_TEXT TO READ:_
══════════

As we move between dimensions, it can be tricky to find our sea legs. In the way of the now, I spoke of wanting to sail, a man with a sailboat overheard me and I went for a ten hour sail down the coast. The wind did not cooperate to allow the sails to have much play so it was mainly a motoring ride, yet I was out there on the rolling seas. The first couple of hours, it took all my concentration to keep the horizon in view and my stomach in check. It felt reminiscent of times on this awakening path, when it took everything I had, to simply stay upright and in form. On the surface, no action at all, yet underneath, every fiber of my being, engaged.
At some point, my stomach took over and emptied its emptiness. I then felt great, free to relax and look about and enjoy the scenery. As with life, I later went below to get some warmer gear as a cold front came through and in the rocking, lost my apple that I had felt good enough to consume. I have faced many a rocky time and lost my moorings. Once above deck, bundled in my down jacket, I felt on top of the world! I love that I fall down, I get up and allow my inner sun to shine once again. I was on an adventure! It was not with the four sails all unfurled as my imagination had envisioned and the sailor had thought probable, but I was out on the ocean, playing with the elements. I want to live this way every moment, upchucking old beliefs and ways of being and opening myself to what is there to be had.

══════════

_DATA EXCERPTS:_
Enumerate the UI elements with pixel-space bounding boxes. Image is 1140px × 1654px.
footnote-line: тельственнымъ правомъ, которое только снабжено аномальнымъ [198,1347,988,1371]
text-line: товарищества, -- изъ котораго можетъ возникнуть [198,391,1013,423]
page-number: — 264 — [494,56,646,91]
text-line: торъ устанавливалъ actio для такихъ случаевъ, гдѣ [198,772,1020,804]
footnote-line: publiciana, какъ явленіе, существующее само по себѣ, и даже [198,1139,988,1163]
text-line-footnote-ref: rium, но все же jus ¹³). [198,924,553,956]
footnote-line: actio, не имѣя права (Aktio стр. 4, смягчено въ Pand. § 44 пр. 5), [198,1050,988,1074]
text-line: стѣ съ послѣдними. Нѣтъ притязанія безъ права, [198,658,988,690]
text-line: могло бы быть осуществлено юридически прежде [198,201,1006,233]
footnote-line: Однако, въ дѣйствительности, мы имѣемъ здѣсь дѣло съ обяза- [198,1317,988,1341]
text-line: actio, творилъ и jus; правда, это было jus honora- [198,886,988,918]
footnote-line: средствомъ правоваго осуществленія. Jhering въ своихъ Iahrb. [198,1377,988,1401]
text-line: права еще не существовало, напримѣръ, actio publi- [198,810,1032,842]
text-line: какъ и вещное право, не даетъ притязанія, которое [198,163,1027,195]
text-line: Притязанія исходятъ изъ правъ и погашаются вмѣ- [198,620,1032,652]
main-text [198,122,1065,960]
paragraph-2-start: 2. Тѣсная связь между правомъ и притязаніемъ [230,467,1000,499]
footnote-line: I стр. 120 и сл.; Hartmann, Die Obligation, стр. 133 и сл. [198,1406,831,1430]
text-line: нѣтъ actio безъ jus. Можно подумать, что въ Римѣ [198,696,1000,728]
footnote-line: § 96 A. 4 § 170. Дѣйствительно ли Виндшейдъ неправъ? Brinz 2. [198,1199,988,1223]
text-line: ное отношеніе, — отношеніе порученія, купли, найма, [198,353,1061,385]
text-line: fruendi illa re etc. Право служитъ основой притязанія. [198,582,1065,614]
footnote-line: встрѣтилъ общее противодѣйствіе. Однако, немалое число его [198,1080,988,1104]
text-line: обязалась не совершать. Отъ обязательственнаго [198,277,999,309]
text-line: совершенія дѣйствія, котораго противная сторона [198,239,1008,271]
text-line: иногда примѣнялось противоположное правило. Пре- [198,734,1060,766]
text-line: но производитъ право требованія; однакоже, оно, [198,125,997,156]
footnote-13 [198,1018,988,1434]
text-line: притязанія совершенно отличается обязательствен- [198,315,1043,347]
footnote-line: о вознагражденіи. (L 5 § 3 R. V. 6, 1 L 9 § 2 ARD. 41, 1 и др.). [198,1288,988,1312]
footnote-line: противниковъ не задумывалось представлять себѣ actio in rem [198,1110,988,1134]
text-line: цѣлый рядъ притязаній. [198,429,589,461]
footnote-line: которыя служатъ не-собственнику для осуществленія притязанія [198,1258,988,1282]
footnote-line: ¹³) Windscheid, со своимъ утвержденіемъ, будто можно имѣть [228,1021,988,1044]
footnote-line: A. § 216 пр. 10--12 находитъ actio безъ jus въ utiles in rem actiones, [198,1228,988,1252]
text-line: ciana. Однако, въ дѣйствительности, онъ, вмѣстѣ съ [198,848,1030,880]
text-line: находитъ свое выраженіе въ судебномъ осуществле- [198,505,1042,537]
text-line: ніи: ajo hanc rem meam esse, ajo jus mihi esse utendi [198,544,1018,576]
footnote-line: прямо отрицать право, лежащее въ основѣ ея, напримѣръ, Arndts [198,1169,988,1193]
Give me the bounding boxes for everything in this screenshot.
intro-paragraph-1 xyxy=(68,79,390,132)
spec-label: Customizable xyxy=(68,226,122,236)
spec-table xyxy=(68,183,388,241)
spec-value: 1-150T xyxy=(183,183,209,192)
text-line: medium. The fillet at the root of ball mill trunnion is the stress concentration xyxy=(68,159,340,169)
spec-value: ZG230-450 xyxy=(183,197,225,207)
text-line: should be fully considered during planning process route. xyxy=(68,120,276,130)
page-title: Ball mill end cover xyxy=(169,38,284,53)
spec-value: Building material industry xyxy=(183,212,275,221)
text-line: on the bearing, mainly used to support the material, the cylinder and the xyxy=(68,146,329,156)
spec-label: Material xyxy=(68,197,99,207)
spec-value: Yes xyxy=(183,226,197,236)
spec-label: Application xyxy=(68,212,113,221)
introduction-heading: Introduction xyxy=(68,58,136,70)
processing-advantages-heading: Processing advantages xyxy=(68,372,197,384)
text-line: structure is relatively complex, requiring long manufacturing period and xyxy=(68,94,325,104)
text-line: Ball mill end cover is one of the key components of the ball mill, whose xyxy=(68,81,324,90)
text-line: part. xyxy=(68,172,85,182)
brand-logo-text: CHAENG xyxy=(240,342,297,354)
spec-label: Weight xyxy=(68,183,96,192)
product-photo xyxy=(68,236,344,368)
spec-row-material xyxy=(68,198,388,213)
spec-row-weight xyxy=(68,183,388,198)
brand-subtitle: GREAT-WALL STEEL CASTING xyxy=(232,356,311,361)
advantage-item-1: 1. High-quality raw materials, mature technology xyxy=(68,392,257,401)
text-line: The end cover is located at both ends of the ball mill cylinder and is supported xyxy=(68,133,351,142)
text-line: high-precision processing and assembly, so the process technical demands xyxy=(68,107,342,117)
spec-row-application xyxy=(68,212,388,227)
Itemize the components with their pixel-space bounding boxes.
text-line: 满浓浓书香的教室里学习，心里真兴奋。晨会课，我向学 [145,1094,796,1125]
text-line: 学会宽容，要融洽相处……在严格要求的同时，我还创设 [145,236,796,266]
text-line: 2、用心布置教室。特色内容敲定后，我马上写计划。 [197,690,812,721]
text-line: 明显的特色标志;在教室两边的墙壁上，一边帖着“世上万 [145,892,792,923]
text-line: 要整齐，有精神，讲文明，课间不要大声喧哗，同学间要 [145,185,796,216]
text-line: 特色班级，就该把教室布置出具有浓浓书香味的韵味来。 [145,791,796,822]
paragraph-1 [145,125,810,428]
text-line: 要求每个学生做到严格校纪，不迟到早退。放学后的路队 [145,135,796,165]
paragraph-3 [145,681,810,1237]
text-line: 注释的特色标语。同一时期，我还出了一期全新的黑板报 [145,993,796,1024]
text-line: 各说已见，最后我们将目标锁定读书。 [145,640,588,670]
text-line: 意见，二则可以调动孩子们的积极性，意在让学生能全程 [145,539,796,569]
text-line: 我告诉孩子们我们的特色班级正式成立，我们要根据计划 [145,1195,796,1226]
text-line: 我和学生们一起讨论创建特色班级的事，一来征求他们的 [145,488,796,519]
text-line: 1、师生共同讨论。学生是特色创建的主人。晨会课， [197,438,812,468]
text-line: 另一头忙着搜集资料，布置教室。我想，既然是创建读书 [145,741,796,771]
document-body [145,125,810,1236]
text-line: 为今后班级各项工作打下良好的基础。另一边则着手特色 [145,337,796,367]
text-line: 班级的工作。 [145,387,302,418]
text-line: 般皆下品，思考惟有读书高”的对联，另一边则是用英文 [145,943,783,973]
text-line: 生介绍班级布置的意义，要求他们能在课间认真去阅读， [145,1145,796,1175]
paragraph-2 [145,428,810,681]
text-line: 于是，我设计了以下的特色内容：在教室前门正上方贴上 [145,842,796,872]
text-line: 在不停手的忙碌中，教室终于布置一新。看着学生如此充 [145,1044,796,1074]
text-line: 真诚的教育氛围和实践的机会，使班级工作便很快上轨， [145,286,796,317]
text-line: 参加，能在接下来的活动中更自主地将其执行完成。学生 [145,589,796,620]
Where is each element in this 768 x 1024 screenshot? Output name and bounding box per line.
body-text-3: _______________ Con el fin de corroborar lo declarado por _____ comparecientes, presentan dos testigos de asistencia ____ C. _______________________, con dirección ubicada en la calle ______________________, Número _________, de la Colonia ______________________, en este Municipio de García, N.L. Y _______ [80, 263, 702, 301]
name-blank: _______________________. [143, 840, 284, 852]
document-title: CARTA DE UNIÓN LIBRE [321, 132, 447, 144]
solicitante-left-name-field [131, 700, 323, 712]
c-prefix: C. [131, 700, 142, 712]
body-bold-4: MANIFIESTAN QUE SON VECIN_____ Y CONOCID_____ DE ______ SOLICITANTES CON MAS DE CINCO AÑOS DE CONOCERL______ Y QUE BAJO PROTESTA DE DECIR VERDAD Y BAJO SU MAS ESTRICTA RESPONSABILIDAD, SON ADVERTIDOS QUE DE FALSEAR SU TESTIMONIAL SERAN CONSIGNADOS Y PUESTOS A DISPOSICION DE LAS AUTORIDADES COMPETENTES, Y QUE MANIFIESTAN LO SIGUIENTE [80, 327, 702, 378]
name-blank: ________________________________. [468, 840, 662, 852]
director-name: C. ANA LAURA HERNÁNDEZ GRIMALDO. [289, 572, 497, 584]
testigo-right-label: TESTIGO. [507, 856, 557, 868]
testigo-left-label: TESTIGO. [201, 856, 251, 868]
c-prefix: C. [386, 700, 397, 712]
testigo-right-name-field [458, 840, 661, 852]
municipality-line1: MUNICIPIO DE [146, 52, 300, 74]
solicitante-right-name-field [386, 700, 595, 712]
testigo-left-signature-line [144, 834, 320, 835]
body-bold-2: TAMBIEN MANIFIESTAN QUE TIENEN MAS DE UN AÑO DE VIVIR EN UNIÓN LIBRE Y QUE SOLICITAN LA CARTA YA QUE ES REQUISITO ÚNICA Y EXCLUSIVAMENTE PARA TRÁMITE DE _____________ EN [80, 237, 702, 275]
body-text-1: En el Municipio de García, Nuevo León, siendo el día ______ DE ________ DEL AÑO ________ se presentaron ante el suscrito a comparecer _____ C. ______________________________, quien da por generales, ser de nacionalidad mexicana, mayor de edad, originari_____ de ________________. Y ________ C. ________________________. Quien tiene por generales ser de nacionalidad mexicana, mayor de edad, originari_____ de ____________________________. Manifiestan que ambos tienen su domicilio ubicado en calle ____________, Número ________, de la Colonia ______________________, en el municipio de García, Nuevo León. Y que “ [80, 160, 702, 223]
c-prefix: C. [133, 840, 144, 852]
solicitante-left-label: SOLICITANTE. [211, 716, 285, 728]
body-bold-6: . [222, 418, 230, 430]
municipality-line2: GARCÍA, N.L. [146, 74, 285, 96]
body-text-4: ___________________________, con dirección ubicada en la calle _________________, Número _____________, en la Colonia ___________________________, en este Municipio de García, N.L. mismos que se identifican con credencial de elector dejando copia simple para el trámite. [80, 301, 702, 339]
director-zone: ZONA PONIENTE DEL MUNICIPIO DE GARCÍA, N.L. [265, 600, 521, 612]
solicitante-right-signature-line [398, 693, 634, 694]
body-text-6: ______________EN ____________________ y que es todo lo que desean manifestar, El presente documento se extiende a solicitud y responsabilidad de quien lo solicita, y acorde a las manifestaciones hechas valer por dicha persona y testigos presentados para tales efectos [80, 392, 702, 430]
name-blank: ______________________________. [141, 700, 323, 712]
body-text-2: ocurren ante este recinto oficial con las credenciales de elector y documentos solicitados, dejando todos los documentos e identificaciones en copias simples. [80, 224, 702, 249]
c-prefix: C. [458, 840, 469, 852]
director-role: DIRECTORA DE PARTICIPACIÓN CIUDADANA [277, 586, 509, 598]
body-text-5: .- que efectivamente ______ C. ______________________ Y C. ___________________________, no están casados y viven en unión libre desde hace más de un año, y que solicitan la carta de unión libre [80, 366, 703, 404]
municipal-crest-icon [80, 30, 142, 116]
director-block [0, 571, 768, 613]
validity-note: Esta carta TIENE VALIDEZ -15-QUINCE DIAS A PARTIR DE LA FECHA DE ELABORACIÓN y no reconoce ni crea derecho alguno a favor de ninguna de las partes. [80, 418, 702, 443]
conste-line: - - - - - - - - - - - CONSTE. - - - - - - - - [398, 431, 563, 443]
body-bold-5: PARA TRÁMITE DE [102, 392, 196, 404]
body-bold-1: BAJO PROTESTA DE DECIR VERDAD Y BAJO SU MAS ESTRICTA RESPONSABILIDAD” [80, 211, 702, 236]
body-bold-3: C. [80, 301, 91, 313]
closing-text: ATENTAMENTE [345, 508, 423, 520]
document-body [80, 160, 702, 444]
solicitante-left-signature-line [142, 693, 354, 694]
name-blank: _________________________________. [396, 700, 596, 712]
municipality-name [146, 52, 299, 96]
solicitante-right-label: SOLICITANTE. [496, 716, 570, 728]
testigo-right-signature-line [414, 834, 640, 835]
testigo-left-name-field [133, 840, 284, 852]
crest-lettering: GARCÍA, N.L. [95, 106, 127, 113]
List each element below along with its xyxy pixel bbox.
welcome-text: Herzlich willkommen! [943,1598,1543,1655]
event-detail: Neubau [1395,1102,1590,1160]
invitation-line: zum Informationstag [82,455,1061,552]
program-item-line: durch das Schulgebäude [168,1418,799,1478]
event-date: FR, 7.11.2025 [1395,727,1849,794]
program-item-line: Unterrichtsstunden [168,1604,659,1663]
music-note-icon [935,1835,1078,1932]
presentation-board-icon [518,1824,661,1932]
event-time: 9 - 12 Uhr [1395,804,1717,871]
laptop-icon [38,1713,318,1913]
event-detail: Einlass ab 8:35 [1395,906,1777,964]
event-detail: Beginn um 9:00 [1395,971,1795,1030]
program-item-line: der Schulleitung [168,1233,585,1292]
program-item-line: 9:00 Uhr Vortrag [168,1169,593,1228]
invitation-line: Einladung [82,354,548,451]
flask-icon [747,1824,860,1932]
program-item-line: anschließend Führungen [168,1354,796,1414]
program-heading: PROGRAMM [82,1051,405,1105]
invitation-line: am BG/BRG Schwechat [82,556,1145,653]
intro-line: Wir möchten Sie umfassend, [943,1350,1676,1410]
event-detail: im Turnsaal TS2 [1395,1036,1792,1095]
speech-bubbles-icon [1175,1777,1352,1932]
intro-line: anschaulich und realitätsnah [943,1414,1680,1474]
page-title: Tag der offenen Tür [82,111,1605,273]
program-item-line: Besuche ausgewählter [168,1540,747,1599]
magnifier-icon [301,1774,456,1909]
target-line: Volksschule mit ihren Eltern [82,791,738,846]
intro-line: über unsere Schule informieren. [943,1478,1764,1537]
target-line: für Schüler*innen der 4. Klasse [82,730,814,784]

══════════

_REQUESTS:_
A) Answer these questions from the sailing text.
(i) How long was the sail down the coast?
(ii) Why was the trip mainly a motoring ride?
(iii) What was the writer wearing once back above deck?
B) Shorten the paragraph of the sailing text that opens "At some point, my stomach took over," keeping its main facts.
C) Copy the sailing text word for word, beginning at the words "At some point, my" and stopping after "there to be had.".

_TASK RESULTS:_
A)
(i) Ten hours.
(ii) The wind did not cooperate to allow the sails to have much play.
(iii) A down jacket.

B) After being sick, I felt great and could relax and enjoy the scenery. When a cold front came through, I went below for warmer gear, and in the rocking I lost the apple I had eaten. Back on deck in my down jacket, I felt on top of the world. The trip wasn't the four-sail voyage I had imagined, but I was out on the ocean, playing with the elements. I want to live this way every moment, letting go of old beliefs and opening myself to what is there.

C)
At some point, my stomach took over and emptied its emptiness. I then felt great, free to relax and look about and enjoy the scenery. As with life, I later went below to get some warmer gear as a cold front came through and in the rocking, lost my apple that I had felt good enough to consume. I have faced many a rocky time and lost my moorings. Once above deck, bundled in my down jacket, I felt on top of the world! I love that I fall down, I get up and allow my inner sun to shine once again. I was on an adventure! It was not with the four sails all unfurled as my imagination had envisioned and the sailor had thought probable, but I was out on the ocean, playing with the elements. I want to live this way every moment, upchucking old beliefs and ways of being and opening myself to what is there to be had.